Start of INPUT MATERIAL
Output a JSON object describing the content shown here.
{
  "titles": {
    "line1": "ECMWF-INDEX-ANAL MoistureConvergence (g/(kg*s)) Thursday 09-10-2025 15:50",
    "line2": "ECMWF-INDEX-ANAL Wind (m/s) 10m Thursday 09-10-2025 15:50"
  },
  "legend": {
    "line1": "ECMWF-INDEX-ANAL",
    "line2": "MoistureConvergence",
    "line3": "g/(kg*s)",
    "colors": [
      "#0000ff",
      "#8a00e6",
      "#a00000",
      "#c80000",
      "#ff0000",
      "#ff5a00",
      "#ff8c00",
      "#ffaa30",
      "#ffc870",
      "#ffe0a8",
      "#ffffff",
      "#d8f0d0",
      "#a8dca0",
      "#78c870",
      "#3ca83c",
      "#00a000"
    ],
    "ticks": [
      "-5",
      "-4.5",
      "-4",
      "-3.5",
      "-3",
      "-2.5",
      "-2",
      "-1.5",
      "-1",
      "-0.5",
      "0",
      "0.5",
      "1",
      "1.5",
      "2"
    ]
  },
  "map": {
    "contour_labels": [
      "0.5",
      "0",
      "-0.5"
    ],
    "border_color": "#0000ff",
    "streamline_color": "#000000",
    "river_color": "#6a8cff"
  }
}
End of INPUT MATERIAL
EXERCISE GOAL: Show every line from the entries above in which "ANAL" appears.

RESPONSE TO THE TASK:
    "line1": "ECMWF-INDEX-ANAL MoistureConvergence (g/(kg*s)) Thursday 09-10-2025 15:50",
    "line2": "ECMWF-INDEX-ANAL Wind (m/s) 10m Thursday 09-10-2025 15:50"
    "line1": "ECMWF-INDEX-ANAL",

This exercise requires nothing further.